Stated exercise:
Omit all images. Write out the rest of the material exactly.

-- Start of Provided records --

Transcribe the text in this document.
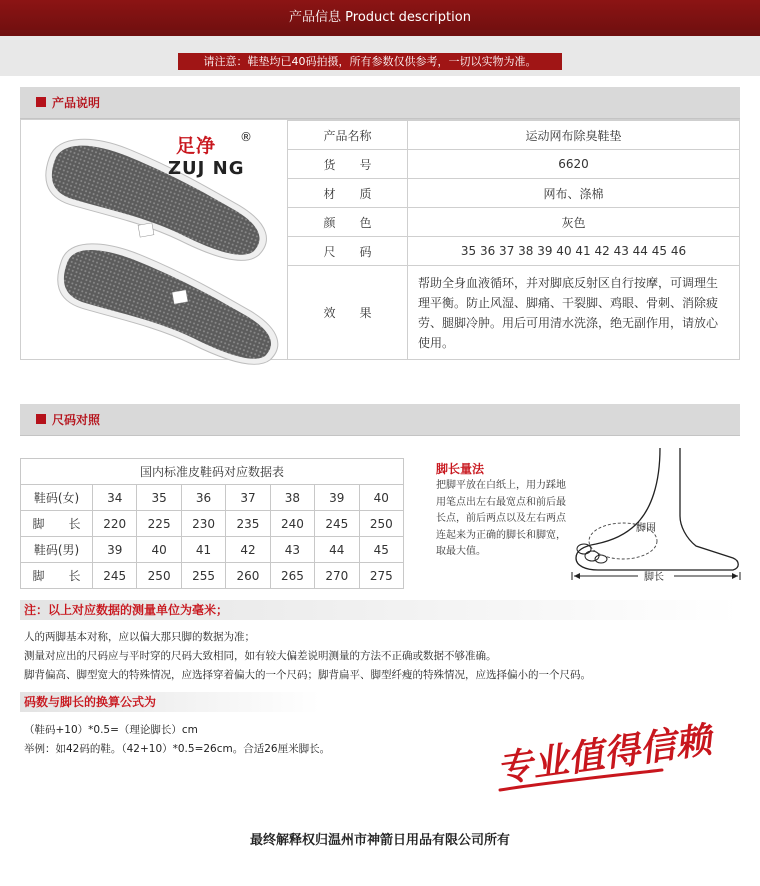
产品信息 Product description
请注意：鞋垫均已40码拍摄，所有参数仅供参考，一切以实物为准。
产品说明
足净
ZUJ NG
®	产品名称	运动网布除臭鞋垫
货　　号	6620
材　　质	网布、涤棉
颜　　色	灰色
尺　　码	35 36 37 38 39 40 41 42 43 44 45 46
效　　果	帮助全身血液循环，并对脚底反射区自行按摩，可调理生理平衡。防止风湿、脚痛、干裂脚、鸡眼、骨刺、消除疲劳、腿脚冷肿。用后可用清水洗涤，绝无副作用，请放心使用。
尺码对照
国内标准皮鞋码对应数据表							
鞋码(女)	34	35	36	37	38	39	40
脚　　长	220	225	230	235	240	245	250
鞋码(男)	39	40	41	42	43	44	45
脚　　长	245	250	255	260	265	270	275
脚长量法
把脚平放在白纸上，用力踩地用笔点出左右最宽点和前后最长点，前后两点以及左右两点连起来为正确的脚长和脚宽，取最大值。
脚围
脚长
注：以上对应数据的测量单位为毫米；
人的两脚基本对称，应以偏大那只脚的数据为准；
测量对应出的尺码应与平时穿的尺码大致相同，如有较大偏差说明测量的方法不正确或数据不够准确。
脚背偏高、脚型宽大的特殊情况，应选择穿着偏大的一个尺码；脚背扁平、脚型纤瘦的特殊情况，应选择偏小的一个尺码。
码数与脚长的换算公式为
（鞋码+10）*0.5=（理论脚长）cm
举例：如42码的鞋。（42+10）*0.5=26cm。合适26厘米脚长。	专业值得信赖
最终解释权归温州市神箭日用品有限公司所有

-- End of Provided records --

Result of the exercise:
Transcribe the text in this document.
产品信息 Product description
请注意：鞋垫均已40码拍摄，所有参数仅供参考，一切以实物为准。
产品说明
足净
ZUJ NG
®	产品名称	运动网布除臭鞋垫
货　　号	6620
材　　质	网布、涤棉
颜　　色	灰色
尺　　码	35 36 37 38 39 40 41 42 43 44 45 46
效　　果	帮助全身血液循环，并对脚底反射区自行按摩，可调理生理平衡。防止风湿、脚痛、干裂脚、鸡眼、骨刺、消除疲劳、腿脚冷肿。用后可用清水洗涤，绝无副作用，请放心使用。
尺码对照
国内标准皮鞋码对应数据表							
鞋码(女)	34	35	36	37	38	39	40
脚　　长	220	225	230	235	240	245	250
鞋码(男)	39	40	41	42	43	44	45
脚　　长	245	250	255	260	265	270	275
脚长量法
把脚平放在白纸上，用力踩地用笔点出左右最宽点和前后最长点，前后两点以及左右两点连起来为正确的脚长和脚宽，取最大值。
脚围
脚长
注：以上对应数据的测量单位为毫米；
人的两脚基本对称，应以偏大那只脚的数据为准；
测量对应出的尺码应与平时穿的尺码大致相同，如有较大偏差说明测量的方法不正确或数据不够准确。
脚背偏高、脚型宽大的特殊情况，应选择穿着偏大的一个尺码；脚背扁平、脚型纤瘦的特殊情况，应选择偏小的一个尺码。
码数与脚长的换算公式为
（鞋码+10）*0.5=（理论脚长）cm
举例：如42码的鞋。（42+10）*0.5=26cm。合适26厘米脚长。	专业值得信赖
最终解释权归温州市神箭日用品有限公司所有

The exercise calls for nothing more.